Task details =>
Copy every line of the records below where the word "summarize" occurs.
---------- Entries provided
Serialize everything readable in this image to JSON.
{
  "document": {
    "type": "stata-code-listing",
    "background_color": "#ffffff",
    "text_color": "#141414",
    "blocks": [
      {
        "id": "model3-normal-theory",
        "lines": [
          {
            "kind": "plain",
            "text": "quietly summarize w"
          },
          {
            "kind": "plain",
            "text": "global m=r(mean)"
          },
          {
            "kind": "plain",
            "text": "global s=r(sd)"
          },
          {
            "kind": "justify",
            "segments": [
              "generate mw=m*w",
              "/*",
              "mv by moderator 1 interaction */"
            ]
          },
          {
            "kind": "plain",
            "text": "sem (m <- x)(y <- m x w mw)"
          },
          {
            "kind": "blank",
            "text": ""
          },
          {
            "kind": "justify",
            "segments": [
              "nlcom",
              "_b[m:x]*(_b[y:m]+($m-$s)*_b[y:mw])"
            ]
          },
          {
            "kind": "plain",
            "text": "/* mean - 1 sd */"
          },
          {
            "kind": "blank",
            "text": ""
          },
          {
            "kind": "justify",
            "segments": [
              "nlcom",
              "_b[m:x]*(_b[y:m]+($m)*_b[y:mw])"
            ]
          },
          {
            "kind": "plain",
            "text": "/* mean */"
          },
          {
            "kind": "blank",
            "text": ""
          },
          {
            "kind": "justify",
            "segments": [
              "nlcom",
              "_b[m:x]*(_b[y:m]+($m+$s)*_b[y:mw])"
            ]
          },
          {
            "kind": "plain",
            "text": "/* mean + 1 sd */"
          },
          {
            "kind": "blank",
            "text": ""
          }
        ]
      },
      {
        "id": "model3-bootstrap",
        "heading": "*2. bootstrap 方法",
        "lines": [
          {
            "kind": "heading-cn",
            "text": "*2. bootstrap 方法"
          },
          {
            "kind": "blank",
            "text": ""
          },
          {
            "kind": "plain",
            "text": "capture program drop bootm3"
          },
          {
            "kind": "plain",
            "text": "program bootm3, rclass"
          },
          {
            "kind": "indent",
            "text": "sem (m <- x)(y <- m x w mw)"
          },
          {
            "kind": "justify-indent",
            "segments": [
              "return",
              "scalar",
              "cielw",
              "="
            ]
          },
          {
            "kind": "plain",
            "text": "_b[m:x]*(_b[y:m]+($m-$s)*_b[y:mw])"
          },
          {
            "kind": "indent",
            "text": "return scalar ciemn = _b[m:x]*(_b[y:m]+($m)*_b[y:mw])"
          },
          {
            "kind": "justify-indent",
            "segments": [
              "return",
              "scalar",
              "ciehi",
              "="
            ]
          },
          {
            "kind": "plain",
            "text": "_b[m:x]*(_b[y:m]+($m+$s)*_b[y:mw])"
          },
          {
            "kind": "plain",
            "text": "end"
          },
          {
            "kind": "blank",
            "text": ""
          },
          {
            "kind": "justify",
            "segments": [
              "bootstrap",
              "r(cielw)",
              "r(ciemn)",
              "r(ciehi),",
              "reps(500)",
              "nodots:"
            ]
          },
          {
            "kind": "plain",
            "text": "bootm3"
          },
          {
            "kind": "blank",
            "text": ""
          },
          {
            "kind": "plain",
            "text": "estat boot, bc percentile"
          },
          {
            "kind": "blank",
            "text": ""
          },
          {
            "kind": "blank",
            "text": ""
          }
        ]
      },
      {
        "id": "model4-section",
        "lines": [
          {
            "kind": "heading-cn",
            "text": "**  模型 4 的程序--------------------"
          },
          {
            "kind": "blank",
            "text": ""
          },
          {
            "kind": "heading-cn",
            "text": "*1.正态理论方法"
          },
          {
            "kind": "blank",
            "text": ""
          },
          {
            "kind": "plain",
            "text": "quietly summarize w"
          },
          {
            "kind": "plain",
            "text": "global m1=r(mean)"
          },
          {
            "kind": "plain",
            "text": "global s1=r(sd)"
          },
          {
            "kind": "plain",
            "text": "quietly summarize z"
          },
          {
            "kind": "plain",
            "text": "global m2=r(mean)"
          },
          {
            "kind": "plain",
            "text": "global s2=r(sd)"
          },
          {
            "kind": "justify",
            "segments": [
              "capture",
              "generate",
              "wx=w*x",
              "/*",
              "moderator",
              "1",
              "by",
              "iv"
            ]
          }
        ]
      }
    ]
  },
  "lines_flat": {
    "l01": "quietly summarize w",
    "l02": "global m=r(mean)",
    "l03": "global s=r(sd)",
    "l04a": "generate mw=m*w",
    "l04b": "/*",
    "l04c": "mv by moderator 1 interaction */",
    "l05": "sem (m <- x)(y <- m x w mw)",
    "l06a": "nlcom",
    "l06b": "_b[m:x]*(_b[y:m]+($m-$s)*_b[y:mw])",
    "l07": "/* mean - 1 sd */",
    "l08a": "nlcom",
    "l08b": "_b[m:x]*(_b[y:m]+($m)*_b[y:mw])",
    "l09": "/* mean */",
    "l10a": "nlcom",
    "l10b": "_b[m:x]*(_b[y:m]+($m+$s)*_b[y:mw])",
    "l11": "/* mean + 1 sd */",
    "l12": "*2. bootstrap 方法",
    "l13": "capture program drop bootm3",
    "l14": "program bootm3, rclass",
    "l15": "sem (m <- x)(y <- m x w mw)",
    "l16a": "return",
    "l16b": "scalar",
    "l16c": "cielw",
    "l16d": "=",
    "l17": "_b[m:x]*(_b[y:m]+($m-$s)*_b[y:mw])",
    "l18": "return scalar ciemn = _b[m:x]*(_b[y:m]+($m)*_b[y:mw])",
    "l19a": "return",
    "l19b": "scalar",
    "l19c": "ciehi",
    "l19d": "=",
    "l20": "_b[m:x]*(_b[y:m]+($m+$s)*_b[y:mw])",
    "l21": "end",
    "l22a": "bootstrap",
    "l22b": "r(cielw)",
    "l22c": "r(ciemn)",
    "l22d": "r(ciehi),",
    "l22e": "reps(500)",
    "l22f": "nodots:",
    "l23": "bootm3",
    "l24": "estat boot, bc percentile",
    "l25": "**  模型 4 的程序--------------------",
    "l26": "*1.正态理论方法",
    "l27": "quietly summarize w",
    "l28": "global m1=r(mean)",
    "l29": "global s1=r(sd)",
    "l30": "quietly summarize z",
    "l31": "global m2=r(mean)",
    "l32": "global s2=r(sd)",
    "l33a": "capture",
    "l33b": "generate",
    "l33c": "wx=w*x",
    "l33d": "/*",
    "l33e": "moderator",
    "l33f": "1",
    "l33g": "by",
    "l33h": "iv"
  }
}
--------------------
Task solution =>
            "text": "quietly summarize w"
            "text": "quietly summarize w"
            "text": "quietly summarize z"
    "l01": "quietly summarize w",
    "l27": "quietly summarize w",
    "l30": "quietly summarize z",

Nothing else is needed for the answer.